> _Work required_
Every line with the word "color" in it should be extracted from the data that follows.

begin

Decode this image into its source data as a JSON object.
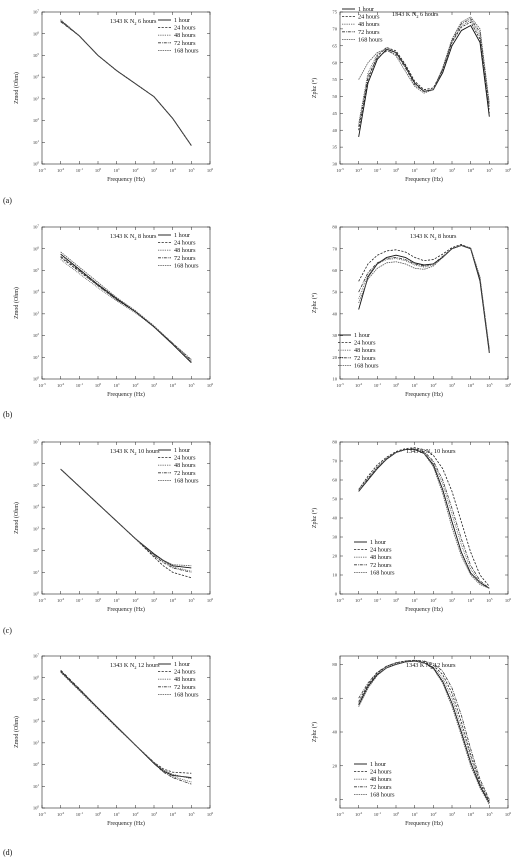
{
  "panel_labels": [
    "(a)",
    "(b)",
    "(c)",
    "(d)"
  ],
  "series_names": [
    "1 hour",
    "24 hours",
    "48 hours",
    "72 hours",
    "168 hours"
  ],
  "series_styles": [
    {
      "dash": "",
      "color": "#111111",
      "width": 0.9
    },
    {
      "dash": "2.2,1.4",
      "color": "#222222",
      "width": 0.8
    },
    {
      "dash": "0.8,1",
      "color": "#444444",
      "width": 0.8
    },
    {
      "dash": "3,1,0.8,1",
      "color": "#333333",
      "width": 0.8
    },
    {
      "dash": "1.5,0.8",
      "color": "#555555",
      "width": 0.8
    }
  ],
  "chart_data": [
    {
      "type": "line",
      "panel": "a",
      "quantity": "zmod",
      "title": "1343 K N2 6 hours",
      "title_main": "1343 K N",
      "title_sub": "2",
      "title_rest": " 6 hours",
      "xlabel": "Frequency (Hz)",
      "ylabel": "Zmod (Ohm)",
      "log_y": true,
      "xlim": [
        -3,
        6
      ],
      "ylim": [
        0,
        7
      ],
      "x": [
        -2,
        -1,
        0,
        1,
        2,
        3,
        4,
        5
      ],
      "series": [
        {
          "name": "1 hour",
          "values": [
            6.6,
            5.9,
            5.0,
            4.3,
            3.7,
            3.1,
            2.1,
            0.85
          ]
        },
        {
          "name": "24 hours",
          "values": [
            6.6,
            5.9,
            5.0,
            4.3,
            3.7,
            3.1,
            2.1,
            0.85
          ]
        },
        {
          "name": "48 hours",
          "values": [
            6.65,
            5.9,
            5.0,
            4.3,
            3.7,
            3.1,
            2.1,
            0.85
          ]
        },
        {
          "name": "72 hours",
          "values": [
            6.55,
            5.9,
            5.0,
            4.3,
            3.7,
            3.1,
            2.1,
            0.85
          ]
        },
        {
          "name": "168 hours",
          "values": [
            6.6,
            5.9,
            5.0,
            4.3,
            3.7,
            3.1,
            2.1,
            0.85
          ]
        }
      ]
    },
    {
      "type": "line",
      "panel": "a",
      "quantity": "zphz",
      "title": "1343 K N2 6 hours",
      "title_main": "1343 K N",
      "title_sub": "2",
      "title_rest": " 6 hours",
      "xlabel": "Frequency (Hz)",
      "ylabel": "Zphz (°)",
      "log_y": false,
      "xlim": [
        -3,
        6
      ],
      "ylim": [
        30,
        75
      ],
      "yticks": [
        30,
        35,
        40,
        45,
        50,
        55,
        60,
        65,
        70,
        75
      ],
      "x": [
        -2,
        -1.5,
        -1,
        -0.5,
        0,
        0.5,
        1,
        1.5,
        2,
        2.5,
        3,
        3.5,
        4,
        4.5,
        5
      ],
      "series": [
        {
          "name": "1 hour",
          "values": [
            38,
            54,
            61,
            64,
            63,
            59,
            54,
            51.5,
            52,
            57,
            65,
            69.5,
            71,
            66,
            44
          ]
        },
        {
          "name": "24 hours",
          "values": [
            40,
            55,
            62,
            64.5,
            63.5,
            59.5,
            54.5,
            52,
            52.5,
            58,
            66,
            70.5,
            72,
            67,
            45
          ]
        },
        {
          "name": "48 hours",
          "values": [
            42,
            57,
            62.5,
            64.5,
            63,
            59,
            54,
            51.5,
            52,
            57.5,
            66,
            71,
            72.5,
            68,
            46
          ]
        },
        {
          "name": "72 hours",
          "values": [
            41,
            56,
            61.5,
            63.5,
            62.5,
            58.5,
            53.5,
            51.5,
            52,
            58,
            66.5,
            71.5,
            73,
            69,
            47
          ]
        },
        {
          "name": "168 hours",
          "values": [
            55,
            60,
            63,
            64,
            62,
            57.5,
            53,
            51,
            52,
            58.5,
            67,
            72,
            73.5,
            70,
            48
          ]
        }
      ]
    },
    {
      "type": "line",
      "panel": "b",
      "quantity": "zmod",
      "title": "1343 K N2 8 hours",
      "title_main": "1343 K N",
      "title_sub": "2",
      "title_rest": " 8 hours",
      "xlabel": "Frequency (Hz)",
      "ylabel": "Zmod (Ohm)",
      "log_y": true,
      "xlim": [
        -3,
        6
      ],
      "ylim": [
        0,
        7
      ],
      "x": [
        -2,
        -1,
        0,
        1,
        2,
        3,
        4,
        5
      ],
      "series": [
        {
          "name": "1 hour",
          "values": [
            5.75,
            5.05,
            4.35,
            3.7,
            3.1,
            2.4,
            1.6,
            0.75
          ]
        },
        {
          "name": "24 hours",
          "values": [
            5.6,
            4.95,
            4.3,
            3.65,
            3.1,
            2.4,
            1.6,
            0.75
          ]
        },
        {
          "name": "48 hours",
          "values": [
            5.5,
            4.85,
            4.2,
            3.6,
            3.05,
            2.4,
            1.6,
            0.8
          ]
        },
        {
          "name": "72 hours",
          "values": [
            5.65,
            5.0,
            4.3,
            3.65,
            3.1,
            2.4,
            1.65,
            0.85
          ]
        },
        {
          "name": "168 hours",
          "values": [
            5.85,
            5.15,
            4.45,
            3.75,
            3.15,
            2.45,
            1.65,
            0.9
          ]
        }
      ]
    },
    {
      "type": "line",
      "panel": "b",
      "quantity": "zphz",
      "title": "1343 K N2 8 hours",
      "title_main": "1343 K N",
      "title_sub": "2",
      "title_rest": " 8 hours",
      "xlabel": "Frequency (Hz)",
      "ylabel": "Zphz (°)",
      "log_y": false,
      "xlim": [
        -3,
        6
      ],
      "ylim": [
        10,
        80
      ],
      "yticks": [
        10,
        20,
        30,
        40,
        50,
        60,
        70,
        80
      ],
      "x": [
        -2,
        -1.5,
        -1,
        -0.5,
        0,
        0.5,
        1,
        1.5,
        2,
        2.5,
        3,
        3.5,
        4,
        4.5,
        5
      ],
      "series": [
        {
          "name": "1 hour",
          "values": [
            42,
            57,
            63,
            66,
            67,
            66,
            63.5,
            62.5,
            63,
            66,
            70,
            71.5,
            70,
            55,
            22
          ]
        },
        {
          "name": "24 hours",
          "values": [
            55,
            63,
            67,
            69,
            69.5,
            68.5,
            66,
            64.5,
            65,
            67.5,
            70.5,
            72,
            70,
            56,
            23
          ]
        },
        {
          "name": "48 hours",
          "values": [
            47,
            58,
            63,
            65,
            65.5,
            64.5,
            62.5,
            61.5,
            62.5,
            66,
            70,
            71.5,
            70,
            55,
            22
          ]
        },
        {
          "name": "72 hours",
          "values": [
            50,
            59,
            63.5,
            65.5,
            66,
            65,
            63,
            62,
            63,
            66.5,
            70,
            71.5,
            70,
            56,
            23
          ]
        },
        {
          "name": "168 hours",
          "values": [
            45,
            56,
            61,
            63.5,
            64,
            63,
            61,
            60.5,
            62,
            66,
            70,
            71.5,
            70.5,
            57,
            24
          ]
        }
      ]
    },
    {
      "type": "line",
      "panel": "c",
      "quantity": "zmod",
      "title": "1343 K N2 10 hours",
      "title_main": "1343 K N",
      "title_sub": "2",
      "title_rest": " 10 hours",
      "xlabel": "Frequency (Hz)",
      "ylabel": "Zmod (Ohm)",
      "log_y": true,
      "xlim": [
        -3,
        6
      ],
      "ylim": [
        0,
        7
      ],
      "x": [
        -2,
        -1,
        0,
        1,
        2,
        3,
        3.5,
        4,
        5
      ],
      "series": [
        {
          "name": "1 hour",
          "values": [
            5.75,
            4.95,
            4.15,
            3.35,
            2.55,
            1.85,
            1.55,
            1.3,
            1.2
          ]
        },
        {
          "name": "24 hours",
          "values": [
            5.75,
            4.95,
            4.15,
            3.35,
            2.55,
            1.7,
            1.3,
            1.0,
            0.75
          ]
        },
        {
          "name": "48 hours",
          "values": [
            5.75,
            4.95,
            4.15,
            3.35,
            2.55,
            1.8,
            1.5,
            1.25,
            1.05
          ]
        },
        {
          "name": "72 hours",
          "values": [
            5.75,
            4.95,
            4.15,
            3.35,
            2.55,
            1.75,
            1.45,
            1.2,
            1.0
          ]
        },
        {
          "name": "168 hours",
          "values": [
            5.75,
            4.95,
            4.15,
            3.35,
            2.55,
            1.8,
            1.55,
            1.35,
            1.3
          ]
        }
      ]
    },
    {
      "type": "line",
      "panel": "c",
      "quantity": "zphz",
      "title": "1343 K N2 10 hours",
      "title_main": "1343 K N",
      "title_sub": "2",
      "title_rest": " 10 hours",
      "xlabel": "Frequency (Hz)",
      "ylabel": "Zphz (°)",
      "log_y": false,
      "xlim": [
        -3,
        6
      ],
      "ylim": [
        0,
        80
      ],
      "yticks": [
        0,
        10,
        20,
        30,
        40,
        50,
        60,
        70,
        80
      ],
      "x": [
        -2,
        -1.5,
        -1,
        -0.5,
        0,
        0.5,
        1,
        1.5,
        2,
        2.5,
        3,
        3.5,
        4,
        4.5,
        5
      ],
      "series": [
        {
          "name": "1 hour",
          "values": [
            54,
            60,
            66,
            71,
            74.5,
            76,
            76,
            74,
            68,
            55,
            38,
            22,
            11,
            6,
            3
          ]
        },
        {
          "name": "24 hours",
          "values": [
            55,
            62,
            68,
            72,
            75,
            76.5,
            77,
            76,
            73,
            66,
            54,
            38,
            22,
            10,
            4
          ]
        },
        {
          "name": "48 hours",
          "values": [
            54,
            60,
            66,
            71,
            74.5,
            76,
            76,
            74.5,
            69,
            58,
            42,
            26,
            13,
            6,
            3
          ]
        },
        {
          "name": "72 hours",
          "values": [
            54,
            60.5,
            66.5,
            71,
            74.5,
            76,
            76.5,
            75,
            70,
            60,
            45,
            29,
            15,
            7,
            3
          ]
        },
        {
          "name": "168 hours",
          "values": [
            55,
            61,
            67,
            71.5,
            74.5,
            76,
            76,
            74,
            67,
            53,
            35,
            20,
            10,
            5,
            3
          ]
        }
      ]
    },
    {
      "type": "line",
      "panel": "d",
      "quantity": "zmod",
      "title": "1343 K N2 12 hours",
      "title_main": "1343 K N",
      "title_sub": "2",
      "title_rest": " 12 hours",
      "xlabel": "Frequency (Hz)",
      "ylabel": "Zmod (Ohm)",
      "log_y": true,
      "xlim": [
        -3,
        6
      ],
      "ylim": [
        0,
        7
      ],
      "x": [
        -2,
        -1,
        0,
        1,
        2,
        3,
        3.5,
        4,
        5
      ],
      "series": [
        {
          "name": "1 hour",
          "values": [
            6.3,
            5.45,
            4.6,
            3.75,
            2.9,
            2.05,
            1.7,
            1.5,
            1.4
          ]
        },
        {
          "name": "24 hours",
          "values": [
            6.3,
            5.45,
            4.6,
            3.75,
            2.9,
            2.1,
            1.8,
            1.65,
            1.6
          ]
        },
        {
          "name": "48 hours",
          "values": [
            6.3,
            5.45,
            4.6,
            3.75,
            2.9,
            2.05,
            1.7,
            1.45,
            1.2
          ]
        },
        {
          "name": "72 hours",
          "values": [
            6.35,
            5.5,
            4.6,
            3.75,
            2.9,
            2.05,
            1.65,
            1.4,
            1.1
          ]
        },
        {
          "name": "168 hours",
          "values": [
            6.25,
            5.4,
            4.55,
            3.7,
            2.9,
            2.1,
            1.75,
            1.55,
            1.35
          ]
        }
      ]
    },
    {
      "type": "line",
      "panel": "d",
      "quantity": "zphz",
      "title": "1343 K N2 12 hours",
      "title_main": "1343 K N",
      "title_sub": "2",
      "title_rest": " 12 hours",
      "xlabel": "Frequency (Hz)",
      "ylabel": "Zphz (°)",
      "log_y": false,
      "xlim": [
        -3,
        6
      ],
      "ylim": [
        -5,
        85
      ],
      "yticks": [
        0,
        20,
        40,
        60,
        80
      ],
      "x": [
        -2,
        -1.5,
        -1,
        -0.5,
        0,
        0.5,
        1,
        1.5,
        2,
        2.5,
        3,
        3.5,
        4,
        4.5,
        5
      ],
      "series": [
        {
          "name": "1 hour",
          "values": [
            56,
            67,
            74,
            78,
            80,
            81.5,
            82,
            81,
            78,
            70,
            57,
            40,
            22,
            8,
            -2
          ]
        },
        {
          "name": "24 hours",
          "values": [
            58,
            68,
            75,
            79,
            81,
            82,
            82.5,
            81.5,
            79.5,
            74,
            63,
            46,
            27,
            10,
            -1
          ]
        },
        {
          "name": "48 hours",
          "values": [
            57,
            67.5,
            74.5,
            78.5,
            80.5,
            81.5,
            82,
            81,
            78.5,
            72,
            60,
            43,
            25,
            9,
            -2
          ]
        },
        {
          "name": "72 hours",
          "values": [
            60,
            69,
            75.5,
            79,
            81,
            82,
            82.5,
            82,
            80.5,
            76,
            66,
            50,
            30,
            12,
            0
          ]
        },
        {
          "name": "168 hours",
          "values": [
            55,
            66,
            73.5,
            78,
            80,
            81.5,
            82,
            81,
            77.5,
            69,
            55,
            38,
            20,
            7,
            -3
          ]
        }
      ]
    }
  ]
}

end

> _The output_
      "color": "#111111",
      "color": "#222222",
      "color": "#444444",
      "color": "#333333",
      "color": "#555555",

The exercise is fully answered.